#### [Dataset content]
— START —
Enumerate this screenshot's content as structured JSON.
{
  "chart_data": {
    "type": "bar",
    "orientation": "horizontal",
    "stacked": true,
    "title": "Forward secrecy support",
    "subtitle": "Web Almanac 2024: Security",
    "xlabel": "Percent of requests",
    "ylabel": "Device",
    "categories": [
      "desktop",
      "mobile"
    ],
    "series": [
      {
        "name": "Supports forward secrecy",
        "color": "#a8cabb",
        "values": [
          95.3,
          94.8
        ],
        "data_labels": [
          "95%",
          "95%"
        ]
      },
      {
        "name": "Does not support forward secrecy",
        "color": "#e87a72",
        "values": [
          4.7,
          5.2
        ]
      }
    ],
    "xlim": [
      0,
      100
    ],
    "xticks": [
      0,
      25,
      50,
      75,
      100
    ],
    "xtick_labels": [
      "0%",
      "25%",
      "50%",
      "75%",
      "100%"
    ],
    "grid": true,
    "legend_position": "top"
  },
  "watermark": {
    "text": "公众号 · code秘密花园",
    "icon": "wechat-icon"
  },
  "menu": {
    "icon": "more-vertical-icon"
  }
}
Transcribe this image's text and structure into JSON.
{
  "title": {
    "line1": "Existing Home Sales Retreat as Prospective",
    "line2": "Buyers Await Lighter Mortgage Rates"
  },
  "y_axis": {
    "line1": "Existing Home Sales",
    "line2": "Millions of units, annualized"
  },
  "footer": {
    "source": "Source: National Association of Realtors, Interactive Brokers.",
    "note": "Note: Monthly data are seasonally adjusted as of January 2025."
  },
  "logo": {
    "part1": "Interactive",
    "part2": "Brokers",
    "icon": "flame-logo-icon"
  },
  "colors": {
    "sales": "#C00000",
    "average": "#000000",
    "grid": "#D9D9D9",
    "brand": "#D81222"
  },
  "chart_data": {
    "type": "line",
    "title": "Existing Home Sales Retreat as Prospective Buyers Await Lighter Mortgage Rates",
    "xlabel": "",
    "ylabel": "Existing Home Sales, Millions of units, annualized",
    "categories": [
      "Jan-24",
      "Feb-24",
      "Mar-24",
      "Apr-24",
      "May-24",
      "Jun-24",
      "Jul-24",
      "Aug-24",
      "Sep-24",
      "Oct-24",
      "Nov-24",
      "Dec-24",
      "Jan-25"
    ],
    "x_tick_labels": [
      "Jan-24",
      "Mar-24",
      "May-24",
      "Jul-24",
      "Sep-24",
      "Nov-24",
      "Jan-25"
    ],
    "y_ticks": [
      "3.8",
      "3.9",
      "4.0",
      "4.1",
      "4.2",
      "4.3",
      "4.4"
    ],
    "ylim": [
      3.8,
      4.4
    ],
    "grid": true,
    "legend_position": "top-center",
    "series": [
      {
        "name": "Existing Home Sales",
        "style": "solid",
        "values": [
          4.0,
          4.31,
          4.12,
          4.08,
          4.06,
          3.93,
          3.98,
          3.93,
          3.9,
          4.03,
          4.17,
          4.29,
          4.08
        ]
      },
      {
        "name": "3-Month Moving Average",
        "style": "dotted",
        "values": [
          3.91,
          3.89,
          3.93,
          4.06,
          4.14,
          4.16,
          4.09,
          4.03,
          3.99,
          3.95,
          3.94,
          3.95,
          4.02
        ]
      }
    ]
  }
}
— END —
— START —
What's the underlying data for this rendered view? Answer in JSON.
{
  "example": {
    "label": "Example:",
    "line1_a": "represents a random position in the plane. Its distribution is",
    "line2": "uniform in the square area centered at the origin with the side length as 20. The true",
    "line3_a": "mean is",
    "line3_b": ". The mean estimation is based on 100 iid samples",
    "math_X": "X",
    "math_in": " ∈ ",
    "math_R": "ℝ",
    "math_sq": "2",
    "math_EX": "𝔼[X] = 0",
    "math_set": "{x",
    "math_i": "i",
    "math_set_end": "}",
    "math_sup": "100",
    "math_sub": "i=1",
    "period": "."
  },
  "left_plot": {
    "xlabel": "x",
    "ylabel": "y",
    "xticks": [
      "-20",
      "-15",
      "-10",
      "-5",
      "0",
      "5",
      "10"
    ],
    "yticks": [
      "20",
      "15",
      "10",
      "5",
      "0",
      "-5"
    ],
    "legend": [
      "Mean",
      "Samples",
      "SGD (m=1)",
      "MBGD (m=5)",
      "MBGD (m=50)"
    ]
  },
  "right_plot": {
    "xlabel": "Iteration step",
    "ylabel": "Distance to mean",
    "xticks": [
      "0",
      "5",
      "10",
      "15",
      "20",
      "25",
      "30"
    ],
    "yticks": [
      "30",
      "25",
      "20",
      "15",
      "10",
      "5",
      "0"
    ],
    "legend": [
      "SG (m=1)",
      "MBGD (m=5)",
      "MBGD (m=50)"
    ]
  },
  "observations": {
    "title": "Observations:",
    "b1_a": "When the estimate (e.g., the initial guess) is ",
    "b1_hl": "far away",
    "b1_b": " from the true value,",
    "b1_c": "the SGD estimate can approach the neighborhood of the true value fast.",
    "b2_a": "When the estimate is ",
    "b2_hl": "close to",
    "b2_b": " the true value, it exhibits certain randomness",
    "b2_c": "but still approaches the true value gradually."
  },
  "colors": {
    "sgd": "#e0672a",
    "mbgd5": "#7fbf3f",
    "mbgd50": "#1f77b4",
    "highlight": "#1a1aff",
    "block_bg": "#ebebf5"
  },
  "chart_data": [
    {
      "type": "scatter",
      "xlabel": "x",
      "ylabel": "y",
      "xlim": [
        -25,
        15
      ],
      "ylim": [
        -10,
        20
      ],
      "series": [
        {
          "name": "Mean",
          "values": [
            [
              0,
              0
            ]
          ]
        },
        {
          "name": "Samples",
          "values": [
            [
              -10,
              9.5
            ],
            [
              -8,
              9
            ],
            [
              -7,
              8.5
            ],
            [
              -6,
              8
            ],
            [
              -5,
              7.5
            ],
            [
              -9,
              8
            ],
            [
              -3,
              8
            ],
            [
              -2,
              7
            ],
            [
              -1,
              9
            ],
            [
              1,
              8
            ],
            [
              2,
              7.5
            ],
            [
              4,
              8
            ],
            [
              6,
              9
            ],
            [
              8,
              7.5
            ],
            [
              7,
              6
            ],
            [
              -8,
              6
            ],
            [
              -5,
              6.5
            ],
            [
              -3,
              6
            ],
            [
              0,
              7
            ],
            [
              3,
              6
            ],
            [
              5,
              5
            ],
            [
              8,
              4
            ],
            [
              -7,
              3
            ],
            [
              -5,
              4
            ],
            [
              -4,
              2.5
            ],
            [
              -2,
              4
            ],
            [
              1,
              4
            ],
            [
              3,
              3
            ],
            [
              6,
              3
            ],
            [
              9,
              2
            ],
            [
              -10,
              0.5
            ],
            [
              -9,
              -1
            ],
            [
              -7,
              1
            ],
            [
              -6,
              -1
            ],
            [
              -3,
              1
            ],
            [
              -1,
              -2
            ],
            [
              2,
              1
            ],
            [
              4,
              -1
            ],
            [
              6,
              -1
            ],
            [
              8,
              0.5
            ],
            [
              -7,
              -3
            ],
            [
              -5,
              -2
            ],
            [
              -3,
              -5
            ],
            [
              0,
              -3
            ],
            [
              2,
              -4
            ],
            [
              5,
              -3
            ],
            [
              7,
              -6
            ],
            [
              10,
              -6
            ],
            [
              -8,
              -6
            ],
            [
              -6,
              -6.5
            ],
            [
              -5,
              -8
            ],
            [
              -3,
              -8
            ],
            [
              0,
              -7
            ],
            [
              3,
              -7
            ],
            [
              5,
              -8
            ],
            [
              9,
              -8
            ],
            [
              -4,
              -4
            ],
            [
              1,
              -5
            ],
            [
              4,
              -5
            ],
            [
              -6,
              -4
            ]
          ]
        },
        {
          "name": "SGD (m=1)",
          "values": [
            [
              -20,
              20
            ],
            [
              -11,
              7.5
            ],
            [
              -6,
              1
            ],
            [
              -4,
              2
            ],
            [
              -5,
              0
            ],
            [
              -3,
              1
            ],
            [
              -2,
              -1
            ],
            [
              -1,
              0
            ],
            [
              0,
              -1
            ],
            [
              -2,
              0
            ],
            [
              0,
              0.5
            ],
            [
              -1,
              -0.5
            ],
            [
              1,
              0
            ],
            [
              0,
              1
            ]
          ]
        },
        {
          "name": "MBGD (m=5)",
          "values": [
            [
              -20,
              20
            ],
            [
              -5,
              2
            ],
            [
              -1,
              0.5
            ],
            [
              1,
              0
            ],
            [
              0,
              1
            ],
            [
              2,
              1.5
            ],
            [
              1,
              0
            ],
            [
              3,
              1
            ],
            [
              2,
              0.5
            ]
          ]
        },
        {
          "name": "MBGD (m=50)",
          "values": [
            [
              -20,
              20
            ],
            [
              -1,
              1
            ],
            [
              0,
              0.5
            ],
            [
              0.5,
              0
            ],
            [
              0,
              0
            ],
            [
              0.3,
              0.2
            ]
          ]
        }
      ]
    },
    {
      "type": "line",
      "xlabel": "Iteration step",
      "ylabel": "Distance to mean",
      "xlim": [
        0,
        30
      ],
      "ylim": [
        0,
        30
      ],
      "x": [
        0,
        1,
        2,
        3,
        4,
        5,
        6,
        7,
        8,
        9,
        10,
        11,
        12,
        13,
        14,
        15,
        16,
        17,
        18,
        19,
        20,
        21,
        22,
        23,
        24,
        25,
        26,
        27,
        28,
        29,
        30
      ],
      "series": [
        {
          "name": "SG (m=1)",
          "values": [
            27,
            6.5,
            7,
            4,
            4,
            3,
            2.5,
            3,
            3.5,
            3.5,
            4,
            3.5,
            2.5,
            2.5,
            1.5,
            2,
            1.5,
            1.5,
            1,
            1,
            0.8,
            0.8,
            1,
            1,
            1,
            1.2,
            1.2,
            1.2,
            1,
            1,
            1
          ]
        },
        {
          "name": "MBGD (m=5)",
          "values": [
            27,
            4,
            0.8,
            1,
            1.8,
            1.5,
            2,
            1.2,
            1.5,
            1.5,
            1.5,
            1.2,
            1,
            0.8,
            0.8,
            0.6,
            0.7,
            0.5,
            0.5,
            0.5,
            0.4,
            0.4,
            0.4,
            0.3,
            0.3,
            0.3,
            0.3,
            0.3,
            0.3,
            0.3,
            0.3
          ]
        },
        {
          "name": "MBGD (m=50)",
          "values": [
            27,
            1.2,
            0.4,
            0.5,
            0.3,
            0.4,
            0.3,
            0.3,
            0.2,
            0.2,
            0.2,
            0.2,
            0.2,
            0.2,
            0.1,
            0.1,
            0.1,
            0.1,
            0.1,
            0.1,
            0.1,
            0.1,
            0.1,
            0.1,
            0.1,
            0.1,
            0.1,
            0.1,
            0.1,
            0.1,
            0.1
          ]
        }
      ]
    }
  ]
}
— END —
— START —
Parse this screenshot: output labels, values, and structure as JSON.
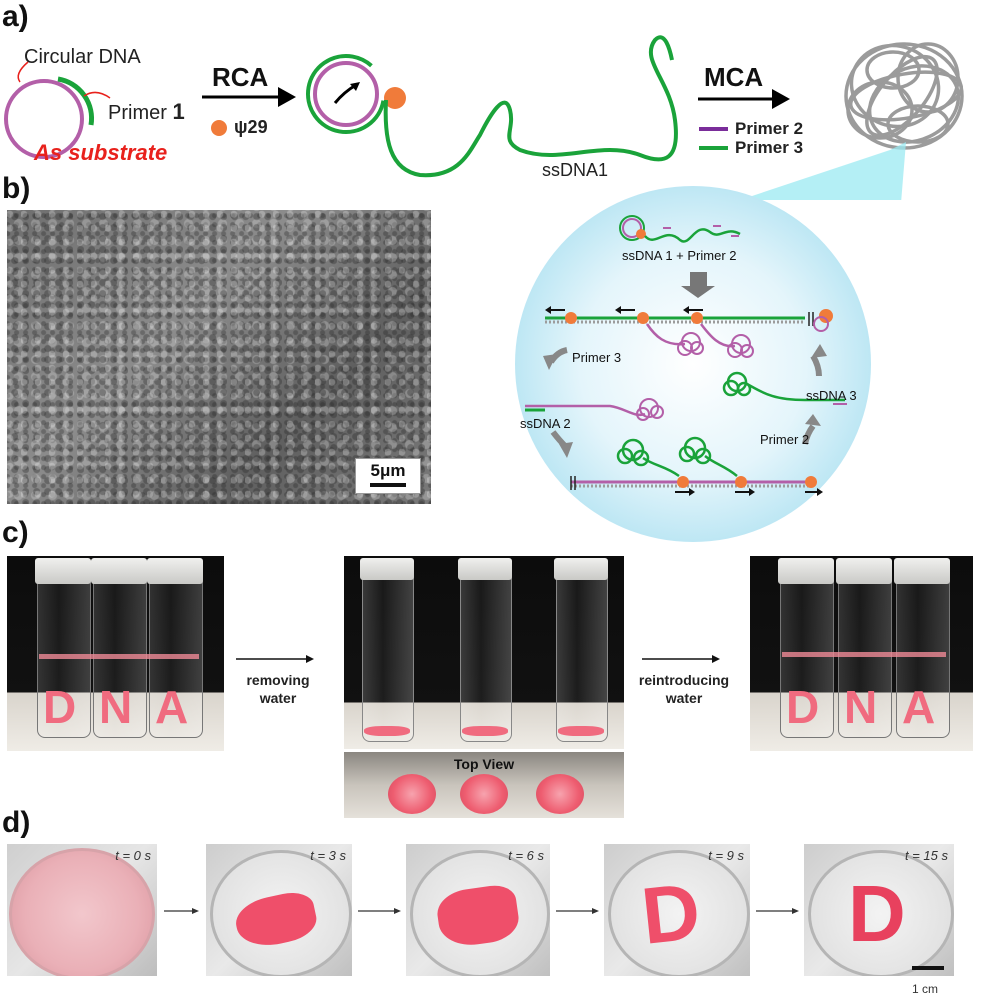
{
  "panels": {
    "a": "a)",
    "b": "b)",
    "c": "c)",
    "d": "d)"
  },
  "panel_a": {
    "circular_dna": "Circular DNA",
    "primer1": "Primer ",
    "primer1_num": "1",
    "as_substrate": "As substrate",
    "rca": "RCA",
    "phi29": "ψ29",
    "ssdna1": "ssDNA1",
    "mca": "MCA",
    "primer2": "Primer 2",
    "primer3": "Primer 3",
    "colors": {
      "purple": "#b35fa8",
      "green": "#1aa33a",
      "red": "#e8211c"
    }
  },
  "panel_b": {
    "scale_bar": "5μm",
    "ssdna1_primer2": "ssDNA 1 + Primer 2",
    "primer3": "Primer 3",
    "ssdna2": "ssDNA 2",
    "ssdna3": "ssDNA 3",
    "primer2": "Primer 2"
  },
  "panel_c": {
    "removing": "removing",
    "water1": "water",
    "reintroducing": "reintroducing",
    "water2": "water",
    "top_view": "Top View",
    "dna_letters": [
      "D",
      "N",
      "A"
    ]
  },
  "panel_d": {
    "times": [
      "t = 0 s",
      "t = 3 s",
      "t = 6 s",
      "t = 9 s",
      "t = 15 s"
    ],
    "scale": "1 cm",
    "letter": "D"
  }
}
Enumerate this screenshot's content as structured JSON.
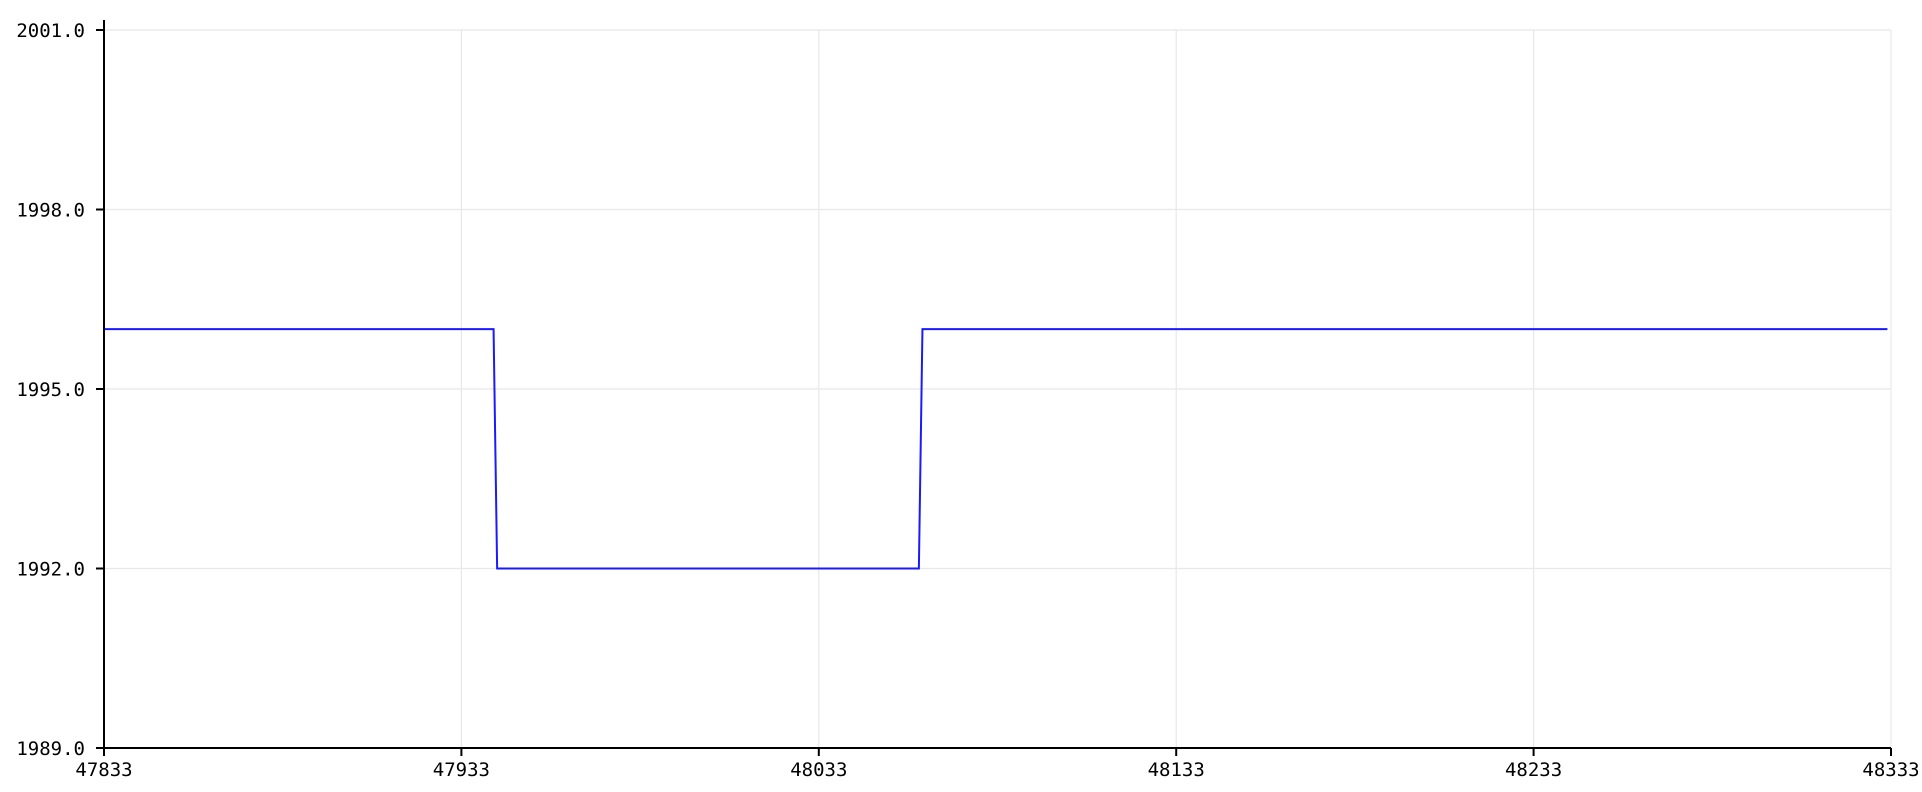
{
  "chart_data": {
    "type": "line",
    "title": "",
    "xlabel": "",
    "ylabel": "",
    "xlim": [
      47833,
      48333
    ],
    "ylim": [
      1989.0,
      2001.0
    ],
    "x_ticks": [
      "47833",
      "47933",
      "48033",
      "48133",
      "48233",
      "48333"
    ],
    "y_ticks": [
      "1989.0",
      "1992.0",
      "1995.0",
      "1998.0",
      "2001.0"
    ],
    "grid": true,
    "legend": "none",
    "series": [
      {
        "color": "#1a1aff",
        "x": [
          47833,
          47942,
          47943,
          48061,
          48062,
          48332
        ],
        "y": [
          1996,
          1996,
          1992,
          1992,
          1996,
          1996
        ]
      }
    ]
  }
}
— END —
#### [What to produce]
Find all lines with "annualized" in them and copy each one.

#### [Answer to this problem]
    "line2": "Millions of units, annualized"
    "ylabel": "Existing Home Sales, Millions of units, annualized",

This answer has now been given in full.